§ Input for this task:
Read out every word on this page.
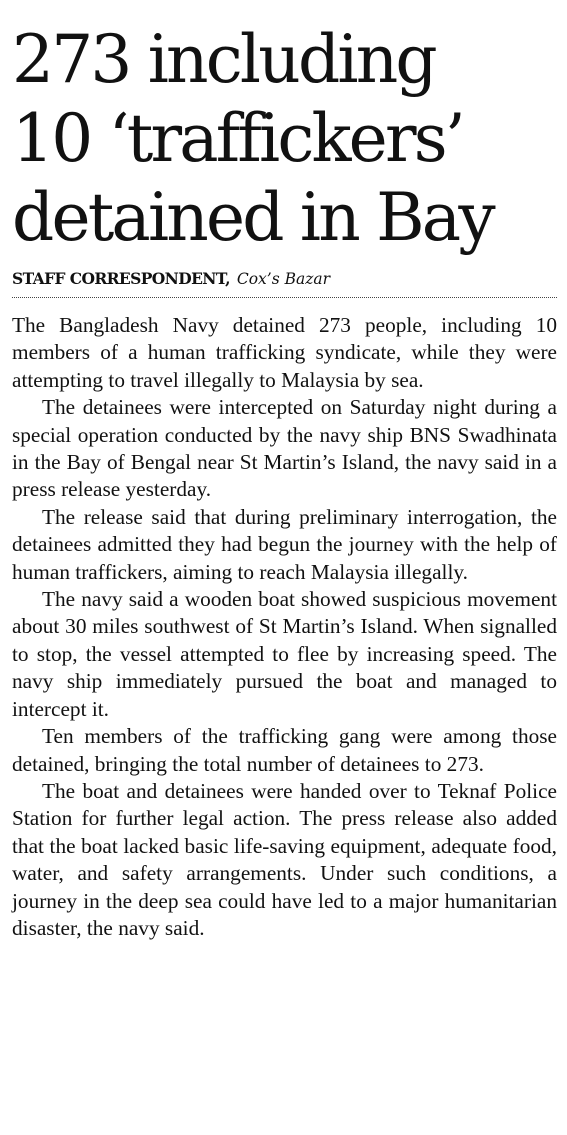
273 including
10 ‘traffickers’
detained in Bay
STAFF CORRESPONDENT, Cox’s Bazar

The Bangladesh Navy detained 273 people, including 10 members of a human trafficking syndicate, while they were attempting to travel illegally to Malaysia by sea.

The detainees were intercepted on Saturday night during a special operation conducted by the navy ship BNS Swadhinata in the Bay of Bengal near St Martin’s Island, the navy said in a press release yesterday.

The release said that during preliminary interrogation, the detainees admitted they had begun the journey with the help of human traffickers, aiming to reach Malaysia illegally.

The navy said a wooden boat showed suspicious movement about 30 miles southwest of St Martin’s Island. When signalled to stop, the vessel attempted to flee by increasing speed. The navy ship immediately pursued the boat and managed to intercept it.

Ten members of the trafficking gang were among those detained, bringing the total number of detainees to 273.

The boat and detainees were handed over to Teknaf Police Station for further legal action. The press release also added that the boat lacked basic life-saving equipment, adequate food, water, and safety arrangements. Under such conditions, a journey in the deep sea could have led to a major humanitarian disaster, the navy said.
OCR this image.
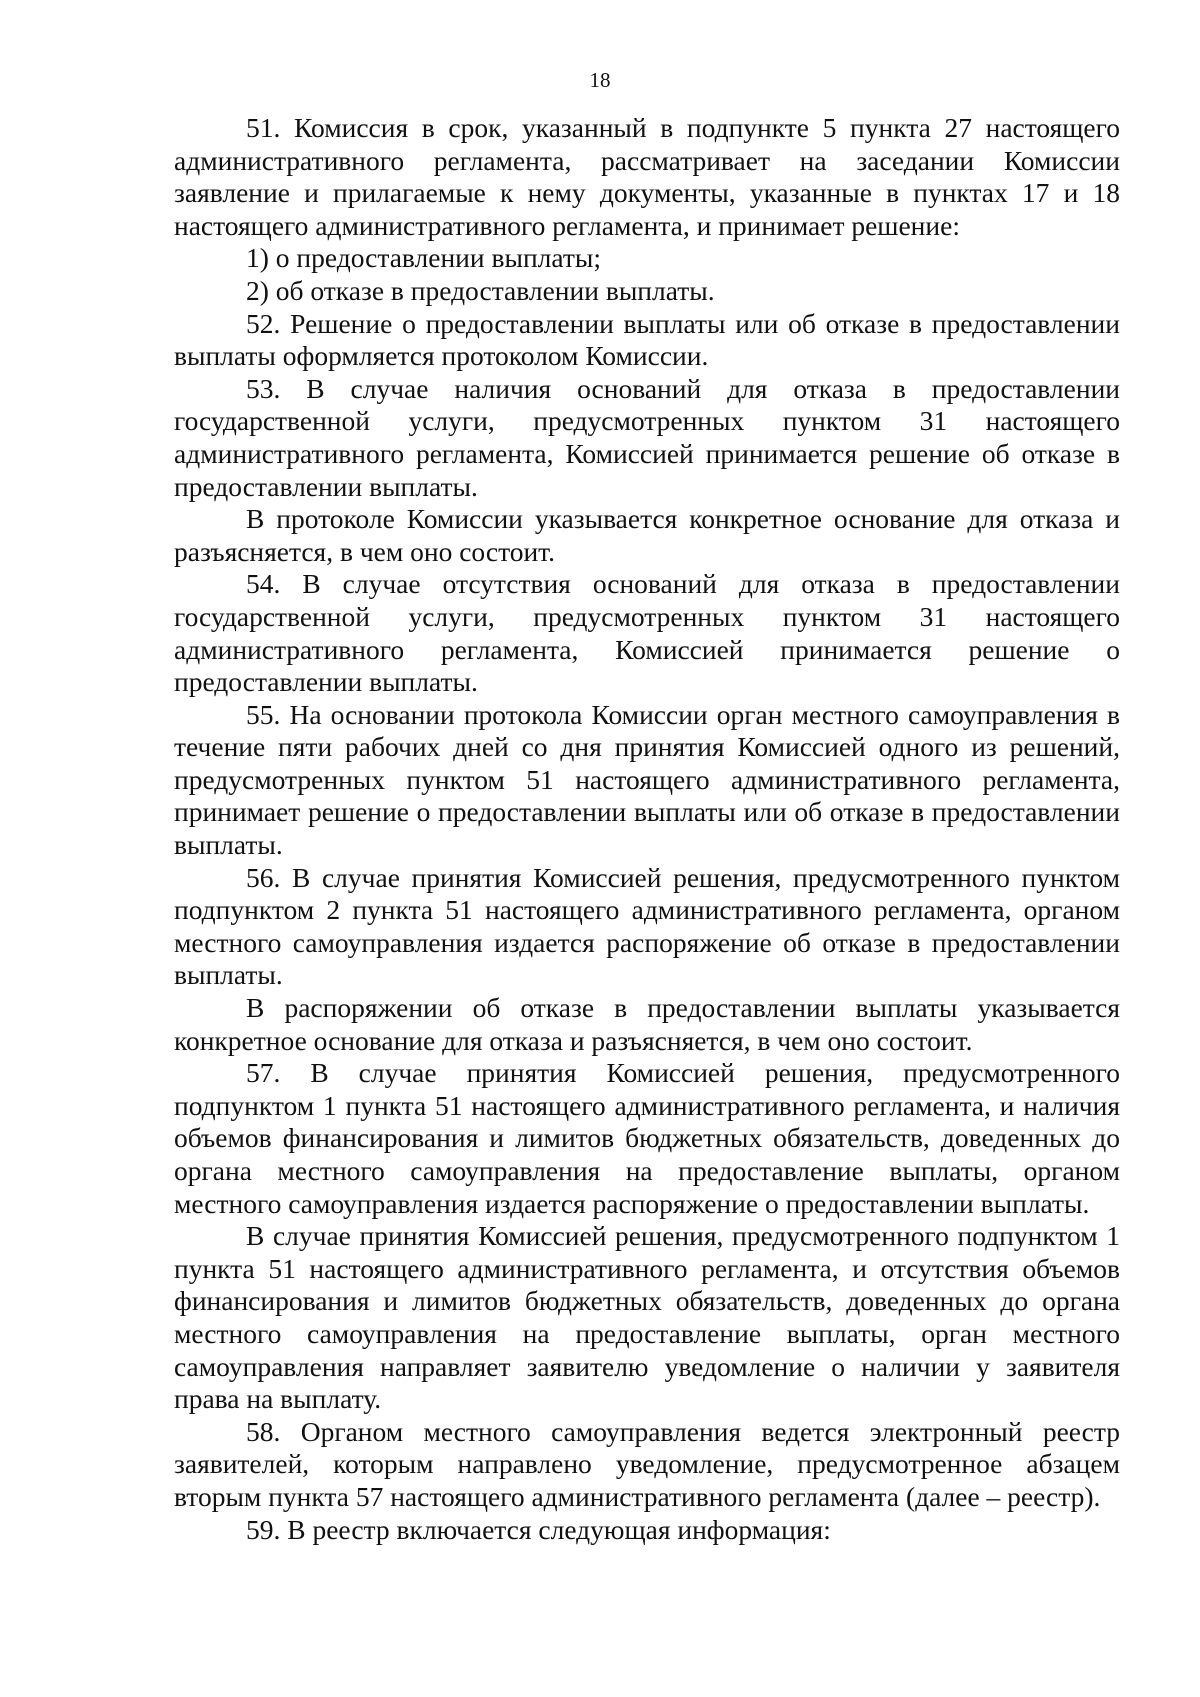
18

51. Комиссия в срок, указанный в подпункте 5 пункта 27 настоящего административного регламента, рассматривает на заседании Комиссии заявление и прилагаемые к нему документы, указанные в пунктах 17 и 18 настоящего административного регламента, и принимает решение:

1) о предоставлении выплаты;

2) об отказе в предоставлении выплаты.

52. Решение о предоставлении выплаты или об отказе в предоставлении выплаты оформляется протоколом Комиссии.

53. В случае наличия оснований для отказа в предоставлении государственной услуги, предусмотренных пунктом 31 настоящего административного регламента, Комиссией принимается решение об отказе в предоставлении выплаты.

В протоколе Комиссии указывается конкретное основание для отказа и разъясняется, в чем оно состоит.

54. В случае отсутствия оснований для отказа в предоставлении государственной услуги, предусмотренных пунктом 31 настоящего административного регламента, Комиссией принимается решение о предоставлении выплаты.

55. На основании протокола Комиссии орган местного самоуправления в течение пяти рабочих дней со дня принятия Комиссией одного из решений, предусмотренных пунктом 51 настоящего административного регламента, принимает решение о предоставлении выплаты или об отказе в предоставлении выплаты.

56. В случае принятия Комиссией решения, предусмотренного пунктом подпунктом 2 пункта 51 настоящего административного регламента, органом местного самоуправления издается распоряжение об отказе в предоставлении выплаты.

В распоряжении об отказе в предоставлении выплаты указывается конкретное основание для отказа и разъясняется, в чем оно состоит.

57. В случае принятия Комиссией решения, предусмотренного подпунктом 1 пункта 51 настоящего административного регламента, и наличия объемов финансирования и лимитов бюджетных обязательств, доведенных до органа местного самоуправления на предоставление выплаты, органом местного самоуправления издается распоряжение о предоставлении выплаты.

В случае принятия Комиссией решения, предусмотренного подпунктом 1 пункта 51 настоящего административного регламента, и отсутствия объемов финансирования и лимитов бюджетных обязательств, доведенных до органа местного самоуправления на предоставление выплаты, орган местного самоуправления направляет заявителю уведомление о наличии у заявителя права на выплату.

58. Органом местного самоуправления ведется электронный реестр заявителей, которым направлено уведомление, предусмотренное абзацем вторым пункта 57 настоящего административного регламента (далее – реестр).

59. В реестр включается следующая информация:
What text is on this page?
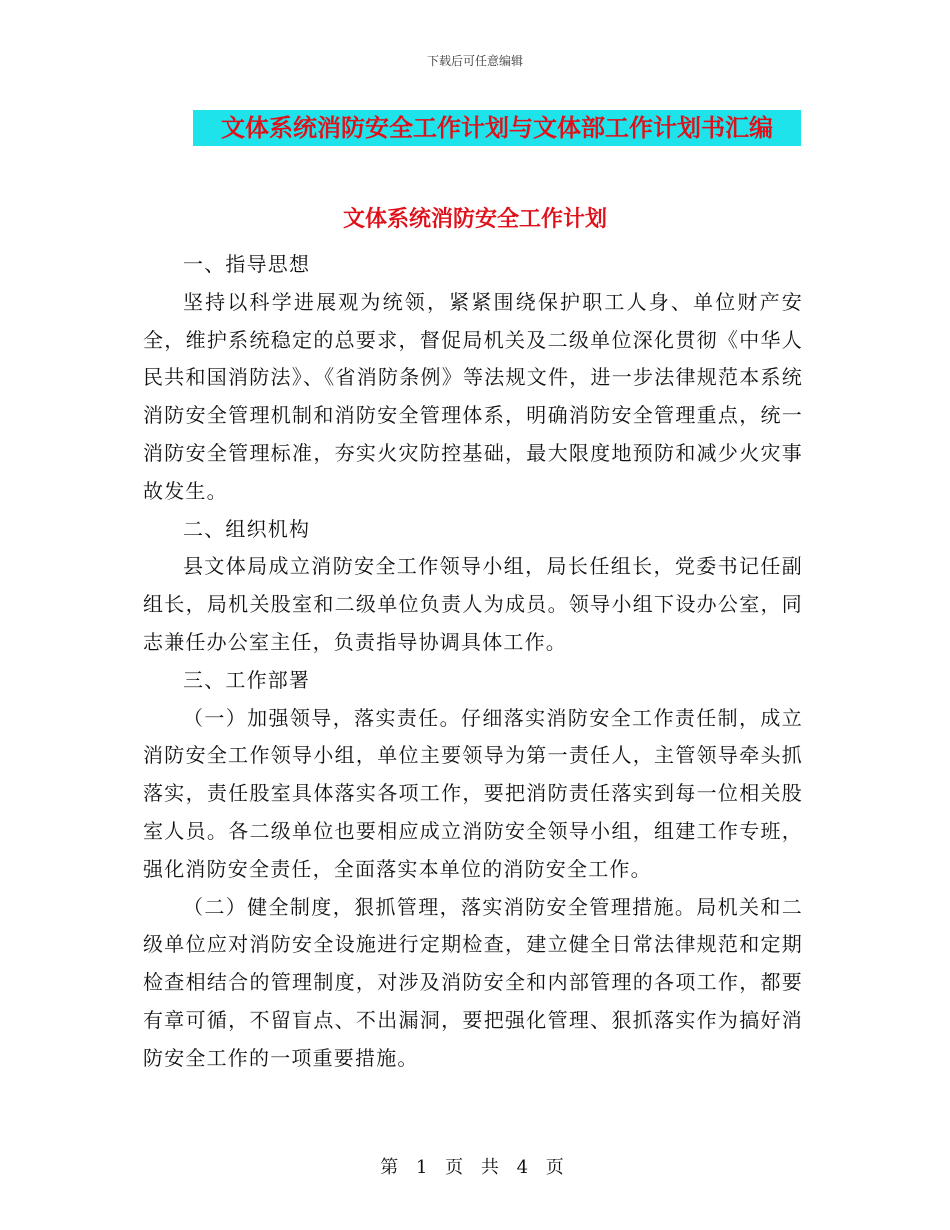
下载后可任意编辑
文体系统消防安全工作计划与文体部工作计划书汇编
文体系统消防安全工作计划

一、指导思想

坚持以科学进展观为统领，紧紧围绕保护职工人身、单位财产安全，维护系统稳定的总要求，督促局机关及二级单位深化贯彻《中华人民共和国消防法》、《省消防条例》等法规文件，进一步法律规范本系统消防安全管理机制和消防安全管理体系，明确消防安全管理重点，统一消防安全管理标准，夯实火灾防控基础，最大限度地预防和减少火灾事故发生。

二、组织机构

县文体局成立消防安全工作领导小组，局长任组长，党委书记任副组长，局机关股室和二级单位负责人为成员。领导小组下设办公室，同志兼任办公室主任，负责指导协调具体工作。

三、工作部署

（一）加强领导，落实责任。仔细落实消防安全工作责任制，成立消防安全工作领导小组，单位主要领导为第一责任人，主管领导牵头抓落实，责任股室具体落实各项工作，要把消防责任落实到每一位相关股室人员。各二级单位也要相应成立消防安全领导小组，组建工作专班，强化消防安全责任，全面落实本单位的消防安全工作。

（二）健全制度，狠抓管理，落实消防安全管理措施。局机关和二级单位应对消防安全设施进行定期检查，建立健全日常法律规范和定期检查相结合的管理制度，对涉及消防安全和内部管理的各项工作，都要有章可循，不留盲点、不出漏洞，要把强化管理、狠抓落实作为搞好消防安全工作的一项重要措施。

第 1 页 共 4 页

§ Set exercise: Except for the pictures, print the data above exactly.

§ Exercise output:
Read out every word on this page.
273 including
10 ‘traffickers’
detained in Bay
STAFF CORRESPONDENT, Cox’s Bazar

The Bangladesh Navy detained 273 people, including 10 members of a human trafficking syndicate, while they were attempting to travel illegally to Malaysia by sea.

The detainees were intercepted on Saturday night during a special operation conducted by the navy ship BNS Swadhinata in the Bay of Bengal near St Martin’s Island, the navy said in a press release yesterday.

The release said that during preliminary interrogation, the detainees admitted they had begun the journey with the help of human traffickers, aiming to reach Malaysia illegally.

The navy said a wooden boat showed suspicious movement about 30 miles southwest of St Martin’s Island. When signalled to stop, the vessel attempted to flee by increasing speed. The navy ship immediately pursued the boat and managed to intercept it.

Ten members of the trafficking gang were among those detained, bringing the total number of detainees to 273.

The boat and detainees were handed over to Teknaf Police Station for further legal action. The press release also added that the boat lacked basic life-saving equipment, adequate food, water, and safety arrangements. Under such conditions, a journey in the deep sea could have led to a major humanitarian disaster, the navy said.
OCR this image.
18

51. Комиссия в срок, указанный в подпункте 5 пункта 27 настоящего административного регламента, рассматривает на заседании Комиссии заявление и прилагаемые к нему документы, указанные в пунктах 17 и 18 настоящего административного регламента, и принимает решение:

1) о предоставлении выплаты;

2) об отказе в предоставлении выплаты.

52. Решение о предоставлении выплаты или об отказе в предоставлении выплаты оформляется протоколом Комиссии.

53. В случае наличия оснований для отказа в предоставлении государственной услуги, предусмотренных пунктом 31 настоящего административного регламента, Комиссией принимается решение об отказе в предоставлении выплаты.

В протоколе Комиссии указывается конкретное основание для отказа и разъясняется, в чем оно состоит.

54. В случае отсутствия оснований для отказа в предоставлении государственной услуги, предусмотренных пунктом 31 настоящего административного регламента, Комиссией принимается решение о предоставлении выплаты.

55. На основании протокола Комиссии орган местного самоуправления в течение пяти рабочих дней со дня принятия Комиссией одного из решений, предусмотренных пунктом 51 настоящего административного регламента, принимает решение о предоставлении выплаты или об отказе в предоставлении выплаты.

56. В случае принятия Комиссией решения, предусмотренного пунктом подпунктом 2 пункта 51 настоящего административного регламента, органом местного самоуправления издается распоряжение об отказе в предоставлении выплаты.

В распоряжении об отказе в предоставлении выплаты указывается конкретное основание для отказа и разъясняется, в чем оно состоит.

57. В случае принятия Комиссией решения, предусмотренного подпунктом 1 пункта 51 настоящего административного регламента, и наличия объемов финансирования и лимитов бюджетных обязательств, доведенных до органа местного самоуправления на предоставление выплаты, органом местного самоуправления издается распоряжение о предоставлении выплаты.

В случае принятия Комиссией решения, предусмотренного подпунктом 1 пункта 51 настоящего административного регламента, и отсутствия объемов финансирования и лимитов бюджетных обязательств, доведенных до органа местного самоуправления на предоставление выплаты, орган местного самоуправления направляет заявителю уведомление о наличии у заявителя права на выплату.

58. Органом местного самоуправления ведется электронный реестр заявителей, которым направлено уведомление, предусмотренное абзацем вторым пункта 57 настоящего административного регламента (далее – реестр).

59. В реестр включается следующая информация:
What text is on this page?
下载后可任意编辑
文体系统消防安全工作计划与文体部工作计划书汇编
文体系统消防安全工作计划

一、指导思想

坚持以科学进展观为统领，紧紧围绕保护职工人身、单位财产安全，维护系统稳定的总要求，督促局机关及二级单位深化贯彻《中华人民共和国消防法》、《省消防条例》等法规文件，进一步法律规范本系统消防安全管理机制和消防安全管理体系，明确消防安全管理重点，统一消防安全管理标准，夯实火灾防控基础，最大限度地预防和减少火灾事故发生。

二、组织机构

县文体局成立消防安全工作领导小组，局长任组长，党委书记任副组长，局机关股室和二级单位负责人为成员。领导小组下设办公室，同志兼任办公室主任，负责指导协调具体工作。

三、工作部署

（一）加强领导，落实责任。仔细落实消防安全工作责任制，成立消防安全工作领导小组，单位主要领导为第一责任人，主管领导牵头抓落实，责任股室具体落实各项工作，要把消防责任落实到每一位相关股室人员。各二级单位也要相应成立消防安全领导小组，组建工作专班，强化消防安全责任，全面落实本单位的消防安全工作。

（二）健全制度，狠抓管理，落实消防安全管理措施。局机关和二级单位应对消防安全设施进行定期检查，建立健全日常法律规范和定期检查相结合的管理制度，对涉及消防安全和内部管理的各项工作，都要有章可循，不留盲点、不出漏洞，要把强化管理、狠抓落实作为搞好消防安全工作的一项重要措施。

第 1 页 共 4 页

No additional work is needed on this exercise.